# [Brief]
Look through the material below for "name". Copy every line that contains it.

# [Records for the exercise]

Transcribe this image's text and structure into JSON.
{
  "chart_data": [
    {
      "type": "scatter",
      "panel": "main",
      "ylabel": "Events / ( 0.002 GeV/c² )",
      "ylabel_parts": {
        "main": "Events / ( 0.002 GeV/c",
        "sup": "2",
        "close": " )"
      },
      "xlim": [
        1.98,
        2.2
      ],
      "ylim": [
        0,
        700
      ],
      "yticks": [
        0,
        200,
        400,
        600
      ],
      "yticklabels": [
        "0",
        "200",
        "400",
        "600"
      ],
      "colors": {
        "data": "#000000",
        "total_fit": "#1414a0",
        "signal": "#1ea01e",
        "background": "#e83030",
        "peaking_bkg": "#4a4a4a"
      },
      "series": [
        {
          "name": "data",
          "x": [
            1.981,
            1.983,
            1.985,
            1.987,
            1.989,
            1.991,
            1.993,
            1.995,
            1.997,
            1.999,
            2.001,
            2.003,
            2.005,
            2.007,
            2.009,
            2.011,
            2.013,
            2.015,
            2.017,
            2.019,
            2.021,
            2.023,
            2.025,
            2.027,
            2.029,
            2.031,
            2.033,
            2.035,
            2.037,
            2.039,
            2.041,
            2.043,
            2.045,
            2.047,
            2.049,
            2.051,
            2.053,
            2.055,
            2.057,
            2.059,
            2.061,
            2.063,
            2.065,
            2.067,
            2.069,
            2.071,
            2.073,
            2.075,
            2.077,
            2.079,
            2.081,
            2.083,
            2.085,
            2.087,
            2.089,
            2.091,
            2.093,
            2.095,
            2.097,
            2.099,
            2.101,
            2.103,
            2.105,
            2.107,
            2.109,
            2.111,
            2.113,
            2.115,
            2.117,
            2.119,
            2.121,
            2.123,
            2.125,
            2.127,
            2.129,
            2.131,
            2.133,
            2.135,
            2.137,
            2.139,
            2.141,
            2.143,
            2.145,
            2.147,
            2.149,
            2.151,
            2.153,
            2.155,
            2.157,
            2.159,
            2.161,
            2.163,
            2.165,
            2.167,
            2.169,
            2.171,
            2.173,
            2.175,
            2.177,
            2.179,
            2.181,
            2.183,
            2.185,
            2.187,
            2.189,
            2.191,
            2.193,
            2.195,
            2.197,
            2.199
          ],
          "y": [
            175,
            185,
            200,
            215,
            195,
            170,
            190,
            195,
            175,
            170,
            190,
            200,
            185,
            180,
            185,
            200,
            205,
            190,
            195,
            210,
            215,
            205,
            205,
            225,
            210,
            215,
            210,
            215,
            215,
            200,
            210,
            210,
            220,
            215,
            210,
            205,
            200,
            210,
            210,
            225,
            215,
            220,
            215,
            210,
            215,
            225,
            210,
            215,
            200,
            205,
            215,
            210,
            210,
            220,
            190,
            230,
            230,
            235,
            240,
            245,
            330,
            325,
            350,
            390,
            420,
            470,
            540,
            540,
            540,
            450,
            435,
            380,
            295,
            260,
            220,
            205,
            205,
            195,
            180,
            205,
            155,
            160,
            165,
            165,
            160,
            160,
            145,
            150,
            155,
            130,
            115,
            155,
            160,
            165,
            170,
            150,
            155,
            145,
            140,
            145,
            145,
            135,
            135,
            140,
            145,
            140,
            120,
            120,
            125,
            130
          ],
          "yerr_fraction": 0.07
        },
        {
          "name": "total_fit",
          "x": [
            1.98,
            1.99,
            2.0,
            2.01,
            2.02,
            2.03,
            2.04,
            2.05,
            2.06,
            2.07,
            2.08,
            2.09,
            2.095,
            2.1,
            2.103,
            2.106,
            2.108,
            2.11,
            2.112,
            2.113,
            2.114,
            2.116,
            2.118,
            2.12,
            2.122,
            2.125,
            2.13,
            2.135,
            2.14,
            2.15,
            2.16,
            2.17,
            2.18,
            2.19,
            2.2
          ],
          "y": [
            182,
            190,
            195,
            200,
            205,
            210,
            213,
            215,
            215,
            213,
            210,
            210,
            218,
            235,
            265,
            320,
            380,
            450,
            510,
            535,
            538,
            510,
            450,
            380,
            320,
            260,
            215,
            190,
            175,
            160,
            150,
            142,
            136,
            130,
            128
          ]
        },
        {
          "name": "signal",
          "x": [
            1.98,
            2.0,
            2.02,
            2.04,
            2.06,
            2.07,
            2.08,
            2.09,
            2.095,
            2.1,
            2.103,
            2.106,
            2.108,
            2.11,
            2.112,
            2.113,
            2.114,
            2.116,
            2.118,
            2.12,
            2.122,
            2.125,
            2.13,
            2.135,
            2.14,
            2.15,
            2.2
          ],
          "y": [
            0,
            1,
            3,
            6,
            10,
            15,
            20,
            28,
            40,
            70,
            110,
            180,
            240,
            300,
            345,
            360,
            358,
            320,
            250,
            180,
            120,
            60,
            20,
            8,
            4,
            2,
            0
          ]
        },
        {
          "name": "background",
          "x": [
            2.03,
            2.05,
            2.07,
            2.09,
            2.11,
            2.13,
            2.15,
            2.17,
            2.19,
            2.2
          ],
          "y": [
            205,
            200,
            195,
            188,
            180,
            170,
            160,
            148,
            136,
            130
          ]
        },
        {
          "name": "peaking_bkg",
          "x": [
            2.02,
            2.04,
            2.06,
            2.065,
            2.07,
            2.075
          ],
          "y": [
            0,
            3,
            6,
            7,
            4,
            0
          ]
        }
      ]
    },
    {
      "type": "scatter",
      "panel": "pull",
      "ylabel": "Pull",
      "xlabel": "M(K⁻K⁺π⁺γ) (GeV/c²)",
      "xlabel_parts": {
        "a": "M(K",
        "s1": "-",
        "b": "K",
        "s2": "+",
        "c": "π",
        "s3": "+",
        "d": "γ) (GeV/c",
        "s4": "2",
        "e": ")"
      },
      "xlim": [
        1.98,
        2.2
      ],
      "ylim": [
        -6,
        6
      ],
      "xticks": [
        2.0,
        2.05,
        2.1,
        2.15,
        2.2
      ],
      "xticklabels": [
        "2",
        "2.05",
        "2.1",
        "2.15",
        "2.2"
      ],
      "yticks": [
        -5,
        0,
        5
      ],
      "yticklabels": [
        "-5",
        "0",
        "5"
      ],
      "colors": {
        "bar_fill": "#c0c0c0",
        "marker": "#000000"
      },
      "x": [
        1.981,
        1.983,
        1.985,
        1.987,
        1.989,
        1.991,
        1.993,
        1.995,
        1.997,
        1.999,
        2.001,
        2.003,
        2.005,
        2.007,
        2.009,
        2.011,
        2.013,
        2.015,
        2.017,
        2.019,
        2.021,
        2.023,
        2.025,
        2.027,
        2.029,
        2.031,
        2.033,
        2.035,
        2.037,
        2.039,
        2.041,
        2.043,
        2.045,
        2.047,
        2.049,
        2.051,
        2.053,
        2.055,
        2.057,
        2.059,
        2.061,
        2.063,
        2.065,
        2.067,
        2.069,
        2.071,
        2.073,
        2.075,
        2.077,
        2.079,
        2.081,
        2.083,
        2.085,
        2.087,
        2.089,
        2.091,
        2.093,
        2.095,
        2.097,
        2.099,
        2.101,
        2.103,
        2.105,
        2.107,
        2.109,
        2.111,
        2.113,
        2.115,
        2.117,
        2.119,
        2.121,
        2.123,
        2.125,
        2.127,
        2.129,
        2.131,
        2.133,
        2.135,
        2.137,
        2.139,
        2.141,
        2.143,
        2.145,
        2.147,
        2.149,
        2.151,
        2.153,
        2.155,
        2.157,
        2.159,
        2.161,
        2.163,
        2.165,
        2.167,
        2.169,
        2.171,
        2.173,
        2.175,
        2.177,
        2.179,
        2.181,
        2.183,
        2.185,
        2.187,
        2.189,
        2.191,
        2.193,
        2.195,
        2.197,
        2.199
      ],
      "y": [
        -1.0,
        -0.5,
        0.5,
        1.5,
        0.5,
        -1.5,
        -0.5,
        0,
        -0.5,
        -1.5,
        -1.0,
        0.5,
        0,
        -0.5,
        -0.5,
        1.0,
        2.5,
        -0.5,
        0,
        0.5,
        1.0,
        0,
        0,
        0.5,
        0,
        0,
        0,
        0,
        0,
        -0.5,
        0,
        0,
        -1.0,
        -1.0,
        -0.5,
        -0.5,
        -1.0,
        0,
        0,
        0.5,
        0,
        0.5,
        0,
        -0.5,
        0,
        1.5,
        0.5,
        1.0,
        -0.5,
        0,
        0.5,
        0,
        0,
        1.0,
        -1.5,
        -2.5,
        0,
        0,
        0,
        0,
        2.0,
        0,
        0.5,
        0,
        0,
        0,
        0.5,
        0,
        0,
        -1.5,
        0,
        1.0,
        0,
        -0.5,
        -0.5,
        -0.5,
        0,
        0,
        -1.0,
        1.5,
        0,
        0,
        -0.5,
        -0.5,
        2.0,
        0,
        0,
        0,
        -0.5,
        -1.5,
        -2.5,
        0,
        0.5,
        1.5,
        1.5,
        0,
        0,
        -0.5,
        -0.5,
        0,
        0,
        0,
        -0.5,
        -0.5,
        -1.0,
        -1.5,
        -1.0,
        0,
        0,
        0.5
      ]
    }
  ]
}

# [Task response]
          "name": "data",
          "name": "total_fit",
          "name": "signal",
          "name": "background",
          "name": "peaking_bkg",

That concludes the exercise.